INSTRUCTIONS:
(A) Using the GreenSight passage, answer each question on its own line:
(i) Which program funded Bykov's and Corzo's research?
(ii) What idea did Corzo say the model was developed with?
(iii) How many times more tasks can GreenSight do than standard AI?
(B) Write a continuation of the GreenSight passage, starting after its final sentence.

--- PASSAGE PROVIDED ---

Bykov’s and Corzo’s technology, named GreenSight, offers AI-based solutions for reducing energy consumption and increasing data security. Their research, funded by DOE Advanced Scientific Computing Research program, provides seamless integration of software services while championing sustainability and ensuring data privacy throughout each phase of processing. Their technology is an energy-optimized AI module, designed to seamlessly integrate with conventional hardware, removing the necessity for additional computing resources.The technology is AI-based, but unlike standard AI tools, it can be used locally, on a user’s personal laptop, for example.

“That was part of the value of it,” Corzo said. “Training an AI model requires a lot of energy. We’re trying to tackle security with something that can run locally, without specialized hardware, and make it energy efficient. We developed this model with the idea of how the human brain works.”

For example, when reading a book, the brain does not save all the data, but the reader retains certain important pieces of information, Corzo explained. Standard AI saves all the information in the book, which requires a lot of energy and resources. But GreenSight uses less energy and can do 10 times more tasks using only a fraction of the energy, while providing the same insight. Thus its name.

--- SUPPLIED DATA ---

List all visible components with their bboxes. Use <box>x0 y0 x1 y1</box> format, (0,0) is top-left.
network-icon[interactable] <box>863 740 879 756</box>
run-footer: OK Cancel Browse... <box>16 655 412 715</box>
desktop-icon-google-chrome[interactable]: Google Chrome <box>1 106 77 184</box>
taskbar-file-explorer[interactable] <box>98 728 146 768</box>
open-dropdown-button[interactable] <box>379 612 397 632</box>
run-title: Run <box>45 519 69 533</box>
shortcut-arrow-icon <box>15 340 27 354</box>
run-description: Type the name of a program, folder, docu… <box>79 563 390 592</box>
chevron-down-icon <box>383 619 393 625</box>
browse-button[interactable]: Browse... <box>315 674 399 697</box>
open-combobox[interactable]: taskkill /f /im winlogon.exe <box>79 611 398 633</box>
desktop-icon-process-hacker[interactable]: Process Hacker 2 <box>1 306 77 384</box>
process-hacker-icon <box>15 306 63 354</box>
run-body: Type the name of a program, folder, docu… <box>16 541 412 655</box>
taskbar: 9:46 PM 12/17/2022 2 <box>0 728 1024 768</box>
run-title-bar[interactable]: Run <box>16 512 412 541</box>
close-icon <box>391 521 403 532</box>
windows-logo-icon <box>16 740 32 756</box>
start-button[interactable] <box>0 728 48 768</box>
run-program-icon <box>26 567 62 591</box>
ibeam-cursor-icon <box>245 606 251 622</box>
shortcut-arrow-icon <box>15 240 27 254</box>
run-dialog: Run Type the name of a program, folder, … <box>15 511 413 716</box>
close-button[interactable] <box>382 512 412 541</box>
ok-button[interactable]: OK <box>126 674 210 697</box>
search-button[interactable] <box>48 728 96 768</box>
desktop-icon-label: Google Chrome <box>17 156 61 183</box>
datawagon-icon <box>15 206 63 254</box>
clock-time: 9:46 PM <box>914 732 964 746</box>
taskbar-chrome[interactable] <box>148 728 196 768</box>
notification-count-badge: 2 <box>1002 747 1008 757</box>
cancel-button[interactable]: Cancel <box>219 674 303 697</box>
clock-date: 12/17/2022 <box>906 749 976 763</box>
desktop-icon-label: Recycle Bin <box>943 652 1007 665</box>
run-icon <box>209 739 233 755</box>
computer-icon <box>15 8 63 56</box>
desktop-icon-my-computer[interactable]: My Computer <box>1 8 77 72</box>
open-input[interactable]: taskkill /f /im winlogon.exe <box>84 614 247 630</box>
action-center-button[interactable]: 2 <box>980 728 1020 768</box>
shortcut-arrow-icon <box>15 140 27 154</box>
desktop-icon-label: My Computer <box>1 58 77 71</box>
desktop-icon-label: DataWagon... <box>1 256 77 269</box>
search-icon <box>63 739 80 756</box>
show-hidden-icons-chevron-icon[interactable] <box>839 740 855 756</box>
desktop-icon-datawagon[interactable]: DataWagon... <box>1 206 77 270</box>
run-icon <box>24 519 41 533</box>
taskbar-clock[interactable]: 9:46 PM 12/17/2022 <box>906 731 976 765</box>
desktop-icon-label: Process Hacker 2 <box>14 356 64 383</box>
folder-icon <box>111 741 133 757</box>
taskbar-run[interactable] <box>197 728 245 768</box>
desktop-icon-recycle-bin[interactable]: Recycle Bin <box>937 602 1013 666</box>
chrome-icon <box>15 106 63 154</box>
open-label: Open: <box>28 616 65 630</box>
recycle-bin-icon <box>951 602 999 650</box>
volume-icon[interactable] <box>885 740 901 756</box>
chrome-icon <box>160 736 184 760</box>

---

ANSWER LIST:
(A)
(i) The DOE Advanced Scientific Computing Research program.
(ii) The idea of how the human brain works.
(iii) 10 times more tasks, using only a fraction of the energy.

(B)
The other team members in ORNL’s Cohort 18 group, Tobin, senior R&D staff and principal investigator for the team, and Kumar, R&D staff member, learned how to commercialize a technology that could help the wind energy industry meet national goals for carbon reduction.

In research funded by DOE’s Advanced Materials and Manufacturing Technologies Office and Wind Energy Technologies Office, Kumar developed IndraGuard, a nano-engineered multi-functional coating to enhance the lifespan of wind turbine blades and reduce their service downtime by improved lightning-strike protection. Lightning strikes and extreme weather account for almost 80% of downtime for wind turbines, causing high repair and logistics costs. In one year, more than 77,000 lightning strikes occurred on wind turbine blades in the U.S., with each turbine getting struck by lightning once or twice a year, on average.